__WHAT IS REQUIRED__:
Work out the number of lines containing "icon". Give that number alone.

##### PROVIDED DATA #####

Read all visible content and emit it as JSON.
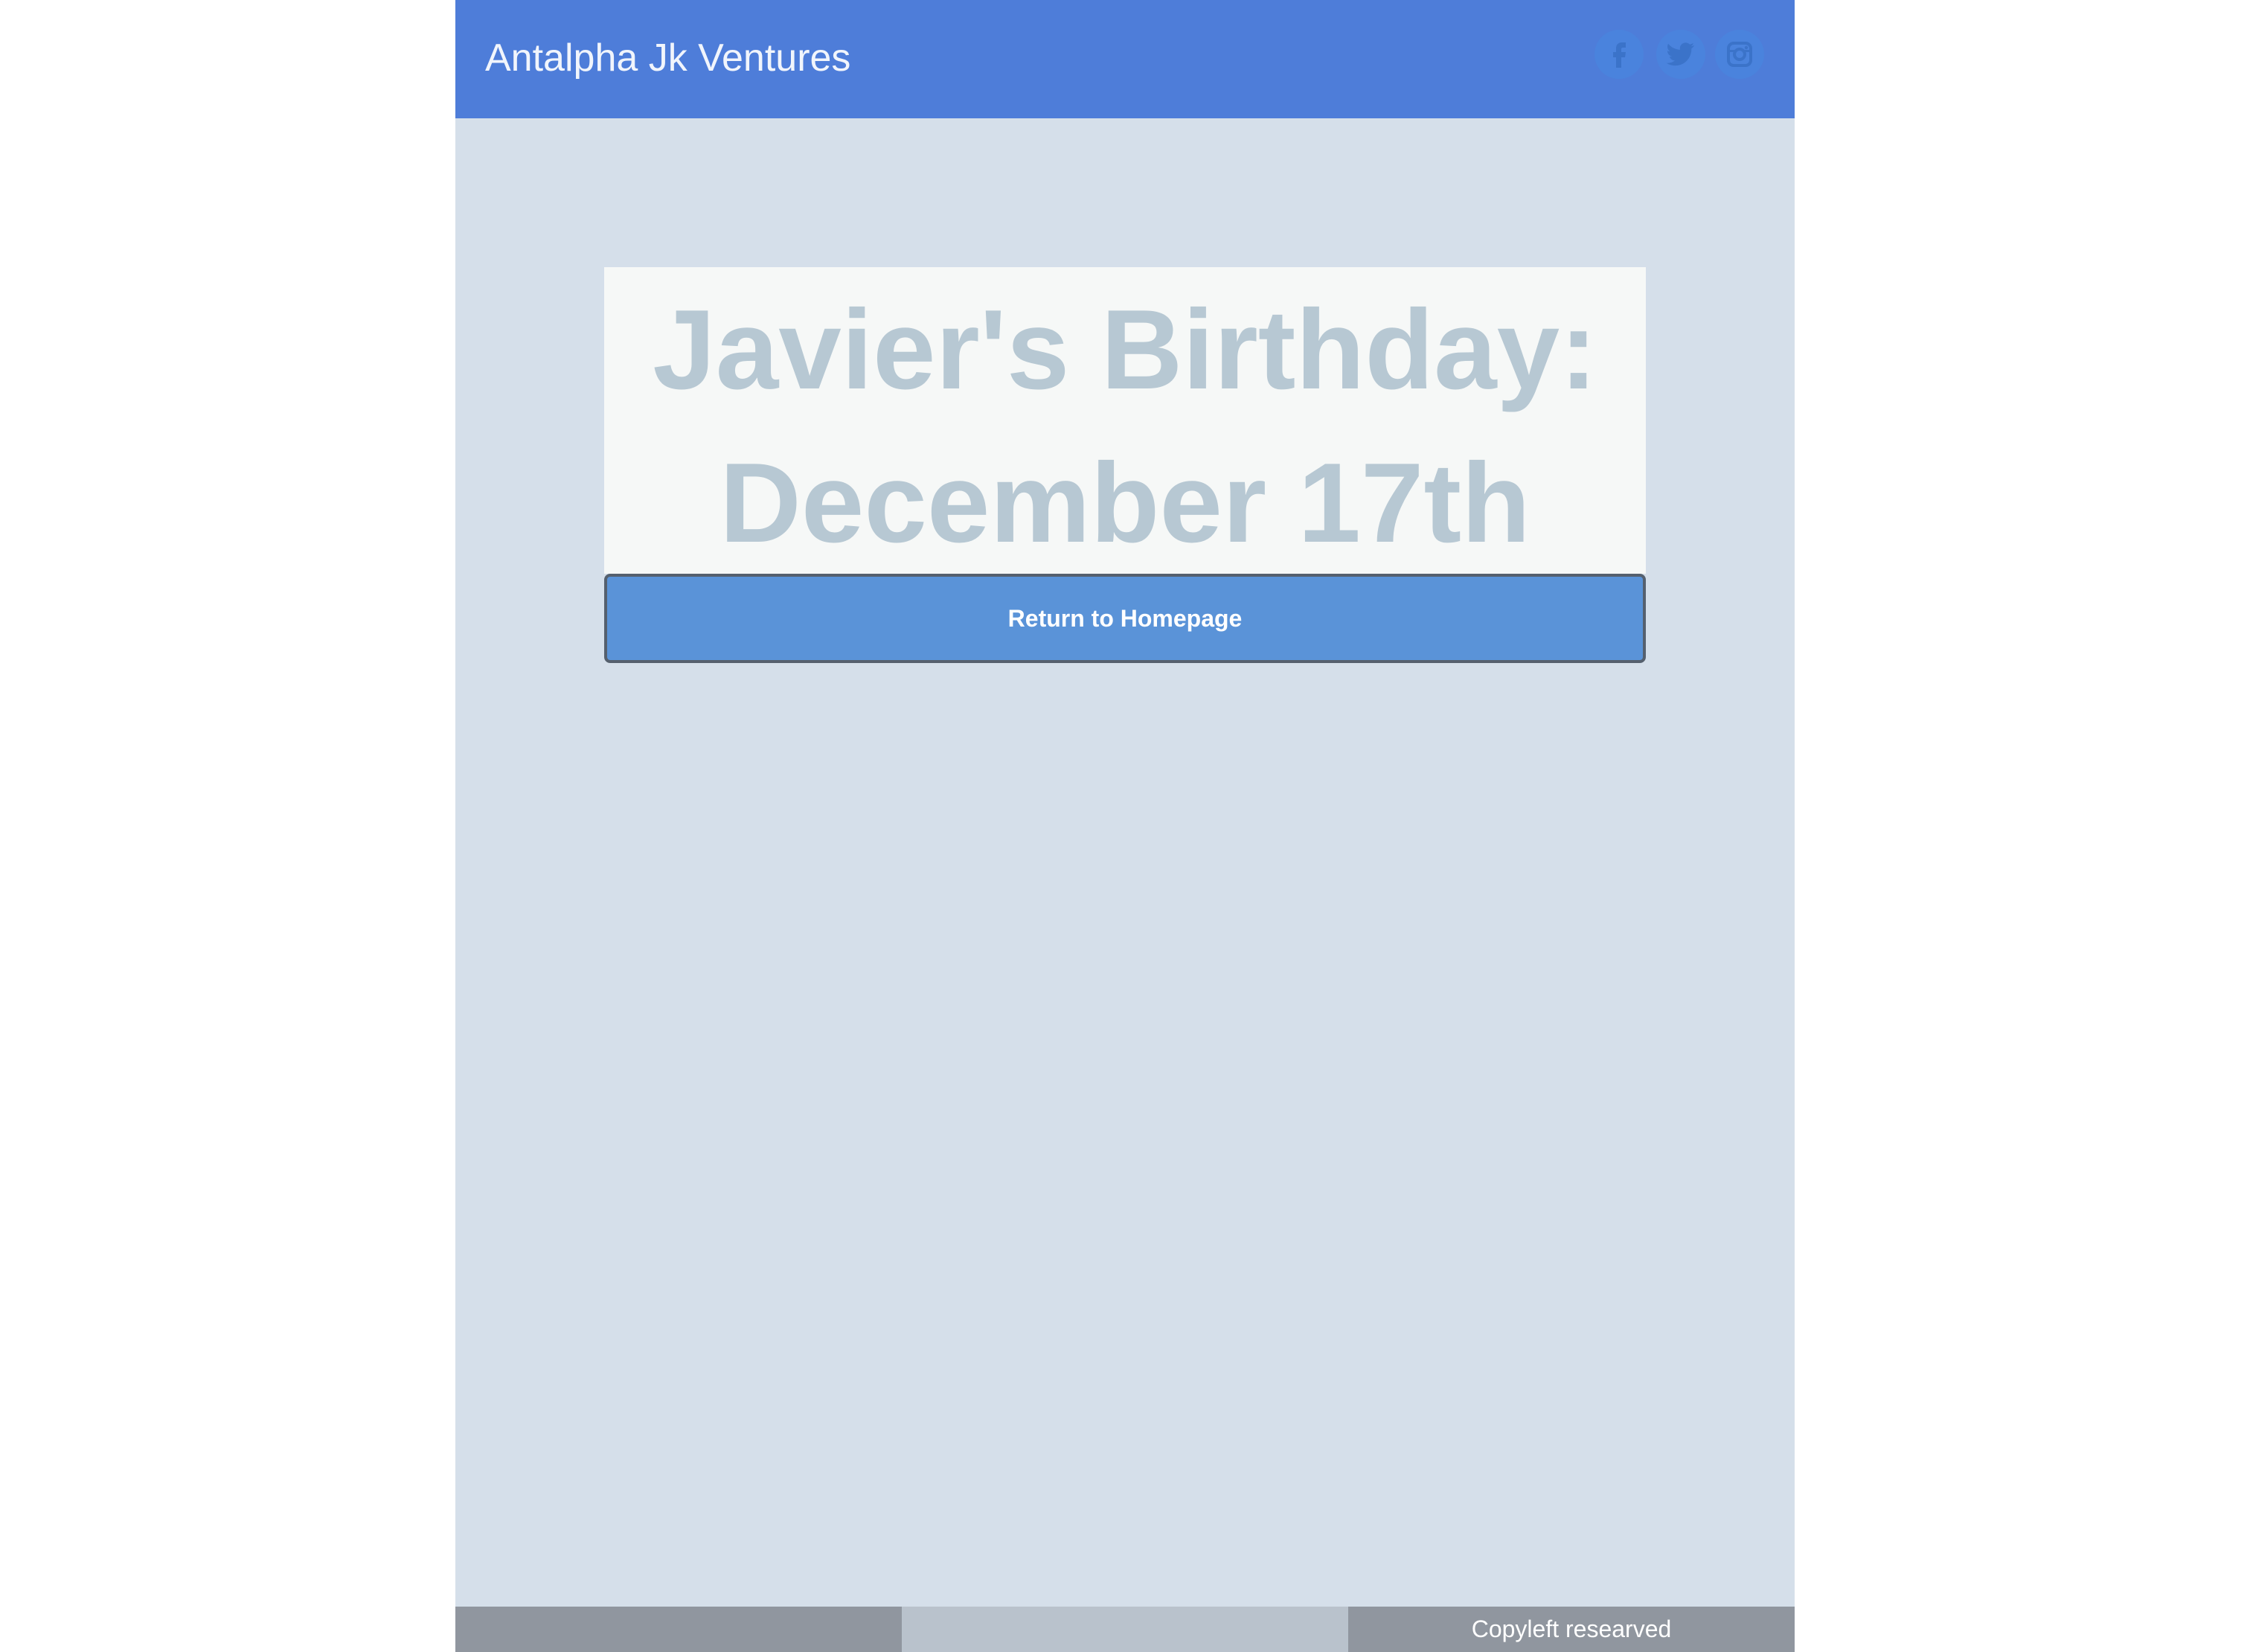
{
  "header": {
    "brand": "Antalpha Jk Ventures",
    "social": [
      {
        "icon": "facebook-icon"
      },
      {
        "icon": "twitter-icon"
      },
      {
        "icon": "instagram-icon"
      }
    ]
  },
  "main": {
    "headline_line1": "Javier's Birthday:",
    "headline_line2": "December 17th",
    "return_button": "Return to Homepage"
  },
  "footer": {
    "copyright": "Copyleft researved"
  },
  "colors": {
    "header_bg": "#4e7dd9",
    "page_bg": "#d5dfea",
    "card_bg": "#f6f8f7",
    "headline": "#b7c8d3",
    "button_bg": "#5a93d8",
    "footer_dark": "#90969f",
    "footer_light": "#b9c2cc"
  }
}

#####

__THE RESULT__:
3